- _Work instructions_
Search the records that follow and extract every line containing the string "Sioux".

══ Excerpted data ══

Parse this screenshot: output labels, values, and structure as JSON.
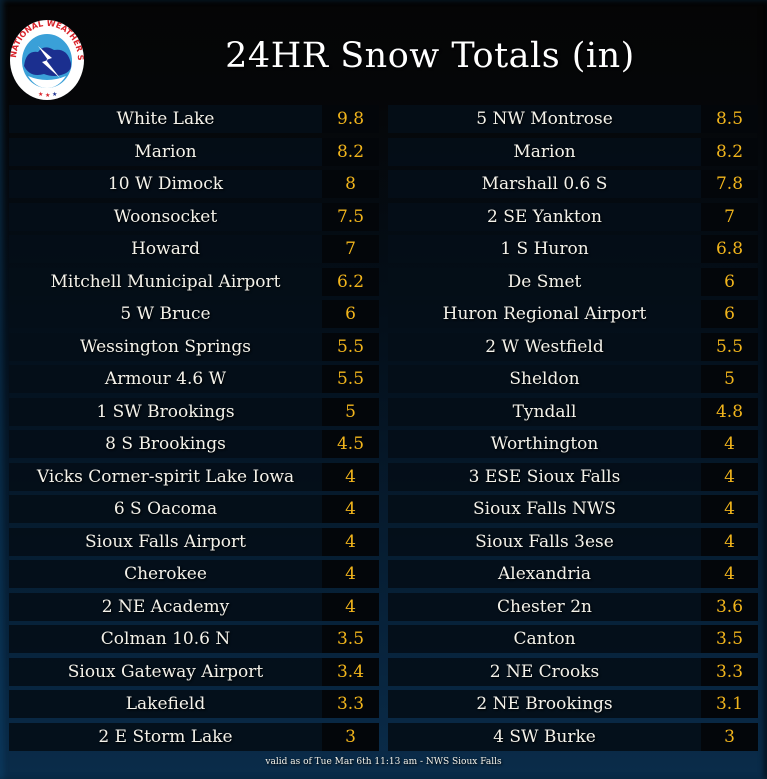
{
  "header": {
    "title": "24HR Snow Totals (in)",
    "logo": "nws-logo-icon",
    "logo_text": "NATIONAL WEATHER SERVICE"
  },
  "colors": {
    "value_text": "#f2b51c",
    "name_text": "#f4f2ea",
    "bg_top": "#050505",
    "bg_bottom": "#0a2c4a"
  },
  "left_column": [
    {
      "name": "White Lake",
      "value": "9.8"
    },
    {
      "name": "Marion",
      "value": "8.2"
    },
    {
      "name": "10 W Dimock",
      "value": "8"
    },
    {
      "name": "Woonsocket",
      "value": "7.5"
    },
    {
      "name": "Howard",
      "value": "7"
    },
    {
      "name": "Mitchell Municipal Airport",
      "value": "6.2"
    },
    {
      "name": "5 W Bruce",
      "value": "6"
    },
    {
      "name": "Wessington Springs",
      "value": "5.5"
    },
    {
      "name": "Armour 4.6 W",
      "value": "5.5"
    },
    {
      "name": "1 SW Brookings",
      "value": "5"
    },
    {
      "name": "8 S Brookings",
      "value": "4.5"
    },
    {
      "name": "Vicks Corner-spirit Lake Iowa",
      "value": "4"
    },
    {
      "name": "6 S Oacoma",
      "value": "4"
    },
    {
      "name": "Sioux Falls Airport",
      "value": "4"
    },
    {
      "name": "Cherokee",
      "value": "4"
    },
    {
      "name": "2 NE Academy",
      "value": "4"
    },
    {
      "name": "Colman 10.6 N",
      "value": "3.5"
    },
    {
      "name": "Sioux Gateway Airport",
      "value": "3.4"
    },
    {
      "name": "Lakefield",
      "value": "3.3"
    },
    {
      "name": "2 E Storm Lake",
      "value": "3"
    }
  ],
  "right_column": [
    {
      "name": "5 NW Montrose",
      "value": "8.5"
    },
    {
      "name": "Marion",
      "value": "8.2"
    },
    {
      "name": "Marshall 0.6 S",
      "value": "7.8"
    },
    {
      "name": "2 SE Yankton",
      "value": "7"
    },
    {
      "name": "1 S Huron",
      "value": "6.8"
    },
    {
      "name": "De Smet",
      "value": "6"
    },
    {
      "name": "Huron Regional Airport",
      "value": "6"
    },
    {
      "name": "2 W Westfield",
      "value": "5.5"
    },
    {
      "name": "Sheldon",
      "value": "5"
    },
    {
      "name": "Tyndall",
      "value": "4.8"
    },
    {
      "name": "Worthington",
      "value": "4"
    },
    {
      "name": "3 ESE Sioux Falls",
      "value": "4"
    },
    {
      "name": "Sioux Falls NWS",
      "value": "4"
    },
    {
      "name": "Sioux Falls 3ese",
      "value": "4"
    },
    {
      "name": "Alexandria",
      "value": "4"
    },
    {
      "name": "Chester 2n",
      "value": "3.6"
    },
    {
      "name": "Canton",
      "value": "3.5"
    },
    {
      "name": "2 NE Crooks",
      "value": "3.3"
    },
    {
      "name": "2 NE Brookings",
      "value": "3.1"
    },
    {
      "name": "4 SW Burke",
      "value": "3"
    }
  ],
  "footer": {
    "text": "valid as of Tue Mar 6th 11:13 am - NWS Sioux Falls"
  }
}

═══

- _Task answer_
      "name": "Sioux Falls Airport",
      "name": "Sioux Gateway Airport",
      "name": "3 ESE Sioux Falls",
      "name": "Sioux Falls NWS",
      "name": "Sioux Falls 3ese",
    "text": "valid as of Tue Mar 6th 11:13 am - NWS Sioux Falls"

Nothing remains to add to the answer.